-------- Source records --------
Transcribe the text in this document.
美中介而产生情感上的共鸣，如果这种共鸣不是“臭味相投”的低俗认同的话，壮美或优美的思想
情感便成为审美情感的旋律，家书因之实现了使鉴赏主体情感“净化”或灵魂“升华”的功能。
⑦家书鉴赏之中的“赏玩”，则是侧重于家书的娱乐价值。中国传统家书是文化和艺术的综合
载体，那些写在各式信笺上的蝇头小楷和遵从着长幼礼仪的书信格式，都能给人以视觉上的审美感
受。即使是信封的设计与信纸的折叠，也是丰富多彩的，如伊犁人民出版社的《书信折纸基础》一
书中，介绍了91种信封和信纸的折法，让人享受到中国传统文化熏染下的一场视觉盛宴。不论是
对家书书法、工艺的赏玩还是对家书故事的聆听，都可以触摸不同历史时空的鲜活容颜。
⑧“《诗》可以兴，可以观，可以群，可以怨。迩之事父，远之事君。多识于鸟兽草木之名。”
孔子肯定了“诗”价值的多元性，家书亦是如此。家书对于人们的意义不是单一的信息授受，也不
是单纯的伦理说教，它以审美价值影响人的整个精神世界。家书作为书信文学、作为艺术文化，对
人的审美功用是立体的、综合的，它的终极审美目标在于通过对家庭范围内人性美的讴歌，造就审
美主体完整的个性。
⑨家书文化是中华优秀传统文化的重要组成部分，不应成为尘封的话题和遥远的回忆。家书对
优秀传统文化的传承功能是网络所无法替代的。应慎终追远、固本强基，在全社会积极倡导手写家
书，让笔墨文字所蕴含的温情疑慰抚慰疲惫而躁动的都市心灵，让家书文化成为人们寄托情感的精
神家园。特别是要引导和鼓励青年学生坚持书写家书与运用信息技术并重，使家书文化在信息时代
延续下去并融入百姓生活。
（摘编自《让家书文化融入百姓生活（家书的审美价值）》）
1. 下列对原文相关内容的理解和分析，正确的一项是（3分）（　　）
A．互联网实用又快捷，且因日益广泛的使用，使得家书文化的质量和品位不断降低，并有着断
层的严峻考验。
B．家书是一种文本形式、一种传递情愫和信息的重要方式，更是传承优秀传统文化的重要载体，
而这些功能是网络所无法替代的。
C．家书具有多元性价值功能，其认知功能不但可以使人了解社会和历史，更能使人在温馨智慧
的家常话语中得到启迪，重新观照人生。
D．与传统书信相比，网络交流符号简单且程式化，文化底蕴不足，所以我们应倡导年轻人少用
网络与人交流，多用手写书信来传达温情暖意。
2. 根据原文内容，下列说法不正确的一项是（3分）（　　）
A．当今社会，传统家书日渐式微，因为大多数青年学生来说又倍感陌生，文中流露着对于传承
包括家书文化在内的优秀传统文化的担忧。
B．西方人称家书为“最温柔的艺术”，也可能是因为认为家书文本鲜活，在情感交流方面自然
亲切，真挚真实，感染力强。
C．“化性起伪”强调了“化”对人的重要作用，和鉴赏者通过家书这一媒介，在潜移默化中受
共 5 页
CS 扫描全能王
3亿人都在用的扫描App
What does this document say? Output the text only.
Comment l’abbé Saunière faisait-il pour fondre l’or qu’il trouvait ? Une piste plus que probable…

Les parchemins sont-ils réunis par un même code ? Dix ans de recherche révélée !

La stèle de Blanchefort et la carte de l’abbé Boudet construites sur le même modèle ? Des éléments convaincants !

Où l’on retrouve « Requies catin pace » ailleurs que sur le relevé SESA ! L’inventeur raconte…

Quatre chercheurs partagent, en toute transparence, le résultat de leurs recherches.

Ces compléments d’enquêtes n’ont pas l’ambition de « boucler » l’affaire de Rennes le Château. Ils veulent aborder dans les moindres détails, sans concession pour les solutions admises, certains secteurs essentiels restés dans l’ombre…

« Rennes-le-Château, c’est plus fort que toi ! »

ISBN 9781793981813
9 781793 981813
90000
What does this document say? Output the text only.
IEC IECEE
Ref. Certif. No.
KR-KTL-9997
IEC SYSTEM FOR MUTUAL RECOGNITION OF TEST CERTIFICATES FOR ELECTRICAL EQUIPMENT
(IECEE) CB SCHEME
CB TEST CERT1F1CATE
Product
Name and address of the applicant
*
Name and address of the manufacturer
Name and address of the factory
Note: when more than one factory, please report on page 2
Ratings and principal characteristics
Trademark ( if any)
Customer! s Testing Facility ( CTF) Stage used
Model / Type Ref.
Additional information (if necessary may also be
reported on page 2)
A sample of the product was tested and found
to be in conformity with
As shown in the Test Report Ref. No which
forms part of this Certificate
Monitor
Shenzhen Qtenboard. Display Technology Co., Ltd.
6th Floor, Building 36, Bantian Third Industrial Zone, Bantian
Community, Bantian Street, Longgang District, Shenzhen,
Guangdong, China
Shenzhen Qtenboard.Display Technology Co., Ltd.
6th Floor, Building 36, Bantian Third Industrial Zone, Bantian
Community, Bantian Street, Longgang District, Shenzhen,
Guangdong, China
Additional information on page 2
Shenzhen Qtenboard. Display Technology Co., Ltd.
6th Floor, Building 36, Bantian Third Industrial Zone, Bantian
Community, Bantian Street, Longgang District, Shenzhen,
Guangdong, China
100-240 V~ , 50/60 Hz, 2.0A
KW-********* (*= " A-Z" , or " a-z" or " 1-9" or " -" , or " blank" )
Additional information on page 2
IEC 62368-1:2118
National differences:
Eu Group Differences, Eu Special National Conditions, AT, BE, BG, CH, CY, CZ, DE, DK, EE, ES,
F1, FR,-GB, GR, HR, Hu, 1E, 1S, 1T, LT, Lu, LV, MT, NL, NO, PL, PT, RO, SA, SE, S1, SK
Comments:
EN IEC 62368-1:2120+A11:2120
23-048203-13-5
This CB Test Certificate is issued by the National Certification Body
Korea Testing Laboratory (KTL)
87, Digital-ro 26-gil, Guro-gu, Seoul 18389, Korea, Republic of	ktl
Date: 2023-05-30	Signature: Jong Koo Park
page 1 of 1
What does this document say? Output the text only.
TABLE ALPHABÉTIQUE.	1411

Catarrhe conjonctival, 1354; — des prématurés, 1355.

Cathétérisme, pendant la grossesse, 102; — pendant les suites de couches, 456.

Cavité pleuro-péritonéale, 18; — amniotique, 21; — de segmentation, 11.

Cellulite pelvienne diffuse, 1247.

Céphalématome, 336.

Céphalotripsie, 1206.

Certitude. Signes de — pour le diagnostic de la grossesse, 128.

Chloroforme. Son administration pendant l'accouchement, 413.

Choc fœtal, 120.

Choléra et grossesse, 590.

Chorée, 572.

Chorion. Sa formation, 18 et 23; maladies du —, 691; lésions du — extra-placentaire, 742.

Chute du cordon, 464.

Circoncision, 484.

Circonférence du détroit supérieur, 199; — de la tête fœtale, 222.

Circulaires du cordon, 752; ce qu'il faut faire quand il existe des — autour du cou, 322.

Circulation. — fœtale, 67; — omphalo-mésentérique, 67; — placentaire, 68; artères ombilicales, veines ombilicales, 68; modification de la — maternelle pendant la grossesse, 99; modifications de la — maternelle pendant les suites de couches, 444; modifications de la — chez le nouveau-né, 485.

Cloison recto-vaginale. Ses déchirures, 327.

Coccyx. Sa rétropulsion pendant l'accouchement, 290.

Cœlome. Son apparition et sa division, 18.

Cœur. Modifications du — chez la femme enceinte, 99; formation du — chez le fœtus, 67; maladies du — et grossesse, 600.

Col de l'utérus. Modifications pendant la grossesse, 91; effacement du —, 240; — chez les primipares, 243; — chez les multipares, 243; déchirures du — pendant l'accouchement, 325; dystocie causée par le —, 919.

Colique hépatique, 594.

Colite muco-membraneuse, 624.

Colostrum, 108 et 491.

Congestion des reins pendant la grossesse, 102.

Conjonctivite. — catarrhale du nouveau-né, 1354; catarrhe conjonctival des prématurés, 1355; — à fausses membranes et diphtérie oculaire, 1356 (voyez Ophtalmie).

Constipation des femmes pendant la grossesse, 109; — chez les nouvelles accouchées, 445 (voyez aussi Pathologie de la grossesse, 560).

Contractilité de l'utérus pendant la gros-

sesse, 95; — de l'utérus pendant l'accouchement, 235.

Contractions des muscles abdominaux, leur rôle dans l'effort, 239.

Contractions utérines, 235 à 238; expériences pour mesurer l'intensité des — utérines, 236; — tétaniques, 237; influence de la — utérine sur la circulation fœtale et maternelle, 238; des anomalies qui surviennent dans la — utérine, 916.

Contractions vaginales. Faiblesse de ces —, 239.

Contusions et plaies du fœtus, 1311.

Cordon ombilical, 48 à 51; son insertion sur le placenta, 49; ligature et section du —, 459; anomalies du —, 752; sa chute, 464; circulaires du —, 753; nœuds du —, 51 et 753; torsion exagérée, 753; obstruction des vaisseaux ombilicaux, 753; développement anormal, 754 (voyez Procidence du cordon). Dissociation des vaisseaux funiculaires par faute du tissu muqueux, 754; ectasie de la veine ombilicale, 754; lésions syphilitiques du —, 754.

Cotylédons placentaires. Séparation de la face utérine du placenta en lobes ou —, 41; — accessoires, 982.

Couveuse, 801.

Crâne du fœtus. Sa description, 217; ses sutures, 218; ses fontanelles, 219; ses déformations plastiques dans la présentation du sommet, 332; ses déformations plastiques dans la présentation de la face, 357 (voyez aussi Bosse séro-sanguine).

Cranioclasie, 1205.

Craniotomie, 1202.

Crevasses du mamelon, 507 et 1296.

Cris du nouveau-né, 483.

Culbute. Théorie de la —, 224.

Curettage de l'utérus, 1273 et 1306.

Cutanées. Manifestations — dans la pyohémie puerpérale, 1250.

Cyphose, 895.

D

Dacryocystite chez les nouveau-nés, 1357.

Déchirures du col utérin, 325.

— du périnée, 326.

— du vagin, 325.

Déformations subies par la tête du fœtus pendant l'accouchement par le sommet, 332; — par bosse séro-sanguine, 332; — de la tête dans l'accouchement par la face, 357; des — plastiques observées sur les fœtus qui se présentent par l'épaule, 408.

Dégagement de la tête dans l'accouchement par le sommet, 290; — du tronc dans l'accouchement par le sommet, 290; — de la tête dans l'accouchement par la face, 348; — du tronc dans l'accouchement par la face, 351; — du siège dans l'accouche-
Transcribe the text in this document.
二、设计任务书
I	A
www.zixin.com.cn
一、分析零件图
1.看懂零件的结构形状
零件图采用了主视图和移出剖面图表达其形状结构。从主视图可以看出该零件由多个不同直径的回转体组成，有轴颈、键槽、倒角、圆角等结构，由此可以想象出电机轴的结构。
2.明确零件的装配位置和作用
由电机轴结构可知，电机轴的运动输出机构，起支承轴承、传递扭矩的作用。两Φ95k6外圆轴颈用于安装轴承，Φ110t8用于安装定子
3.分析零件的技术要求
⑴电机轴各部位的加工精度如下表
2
--------
Exercise prompt = Copy all the lines above that hold the string "page".

Result of the task =
Note: when more than one factory, please report on page 2
reported on page 2)
Additional information on page 2
Additional information on page 2
page 1 of 1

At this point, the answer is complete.